** start **

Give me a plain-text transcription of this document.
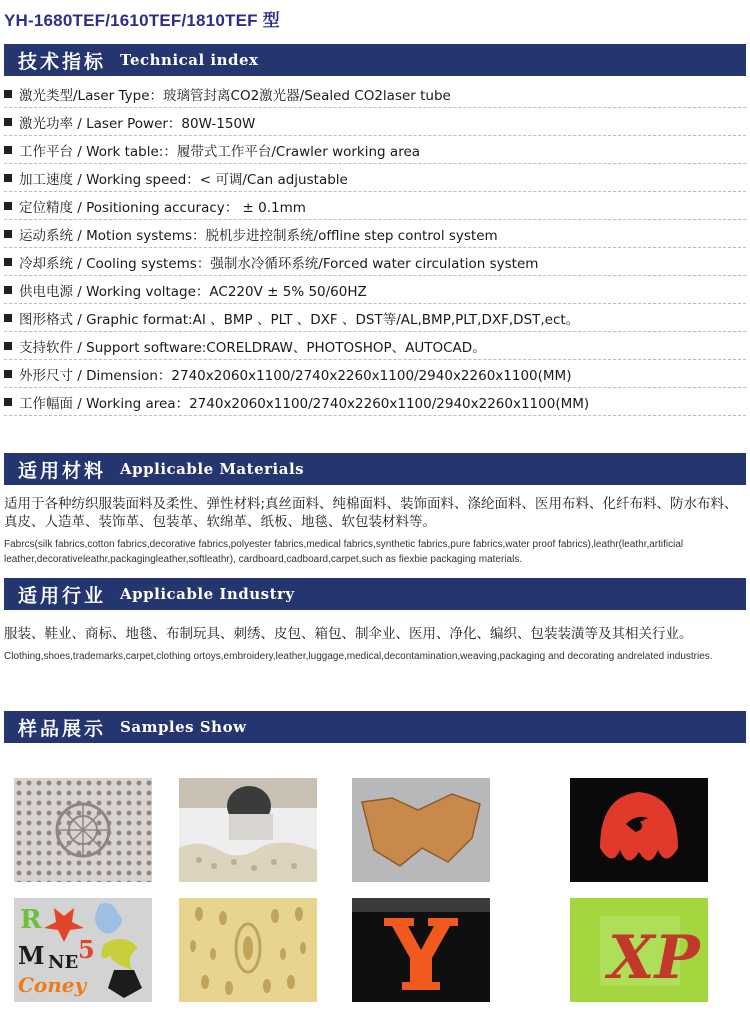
YH-1680TEF/1610TEF/1810TEF 型
技术指标 Technical index
激光类型/Laser Type：玻璃管封离CO2激光器/Sealed CO2laser tube
激光功率 / Laser Power：80W-150W
工作平台 / Work table:：履带式工作平台/Crawler working area
加工速度 / Working speed：< 可调/Can adjustable
定位精度 / Positioning accuracy： ± 0.1mm
运动系统 / Motion systems：脱机步进控制系统/offline step control system
冷却系统 / Cooling systems：强制水冷循环系统/Forced water circulation system
供电电源 / Working voltage：AC220V ± 5% 50/60HZ
图形格式 / Graphic format:AI 、BMP 、PLT 、DXF 、DST等/AL,BMP,PLT,DXF,DST,ect。
支持软件 / Support software:CORELDRAW、PHOTOSHOP、AUTOCAD。
外形尺寸 / Dimension：2740x2060x1100/2740x2260x1100/2940x2260x1100(MM)
工作幅面 / Working area：2740x2060x1100/2740x2260x1100/2940x2260x1100(MM)
适用材料 Applicable Materials

适用于各种纺织服装面料及柔性、弹性材料;真丝面料、纯棉面料、装饰面料、涤纶面料、医用布料、化纤布料、防水布料、真皮、人造革、装饰革、包装革、软绵革、纸板、地毯、软包装材料等。

Fabrcs(silk fabrics,cotton fabrics,decorative fabrics,polyester fabrics,medical fabrics,synthetic fabrics,pure fabrics,water proof fabrics),leathr(leathr,artificial leather,decorativeleathr,packagingleather,softleathr), cardboard,cadboard,carpet,such as fiexbie packaging materials.

适用行业 Applicable Industry

服装、鞋业、商标、地毯、布制玩具、刺绣、皮包、箱包、制伞业、医用、净化、编织、包装装潢等及其相关行业。

Clothing,shoes,trademarks,carpet,clothing ortoys,embroidery,leather,luggage,medical,decontamination,weaving,packaging and decorating andrelated industries.

样品展示 Samples Show
R
5
M NE
Coney	XP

** end **

PROBLEM DESCRIPTION: Repeat all of the data above word for word, minus the pictures.

THE SOLUTION:
Give me a plain-text transcription of this document.
YH-1680TEF/1610TEF/1810TEF 型
技术指标 Technical index
激光类型/Laser Type：玻璃管封离CO2激光器/Sealed CO2laser tube
激光功率 / Laser Power：80W-150W
工作平台 / Work table:：履带式工作平台/Crawler working area
加工速度 / Working speed：< 可调/Can adjustable
定位精度 / Positioning accuracy： ± 0.1mm
运动系统 / Motion systems：脱机步进控制系统/offline step control system
冷却系统 / Cooling systems：强制水冷循环系统/Forced water circulation system
供电电源 / Working voltage：AC220V ± 5% 50/60HZ
图形格式 / Graphic format:AI 、BMP 、PLT 、DXF 、DST等/AL,BMP,PLT,DXF,DST,ect。
支持软件 / Support software:CORELDRAW、PHOTOSHOP、AUTOCAD。
外形尺寸 / Dimension：2740x2060x1100/2740x2260x1100/2940x2260x1100(MM)
工作幅面 / Working area：2740x2060x1100/2740x2260x1100/2940x2260x1100(MM)
适用材料 Applicable Materials

适用于各种纺织服装面料及柔性、弹性材料;真丝面料、纯棉面料、装饰面料、涤纶面料、医用布料、化纤布料、防水布料、真皮、人造革、装饰革、包装革、软绵革、纸板、地毯、软包装材料等。

Fabrcs(silk fabrics,cotton fabrics,decorative fabrics,polyester fabrics,medical fabrics,synthetic fabrics,pure fabrics,water proof fabrics),leathr(leathr,artificial leather,decorativeleathr,packagingleather,softleathr), cardboard,cadboard,carpet,such as fiexbie packaging materials.

适用行业 Applicable Industry

服装、鞋业、商标、地毯、布制玩具、刺绣、皮包、箱包、制伞业、医用、净化、编织、包装装潢等及其相关行业。

Clothing,shoes,trademarks,carpet,clothing ortoys,embroidery,leather,luggage,medical,decontamination,weaving,packaging and decorating andrelated industries.

样品展示 Samples Show
R
5
M NE
Coney	XP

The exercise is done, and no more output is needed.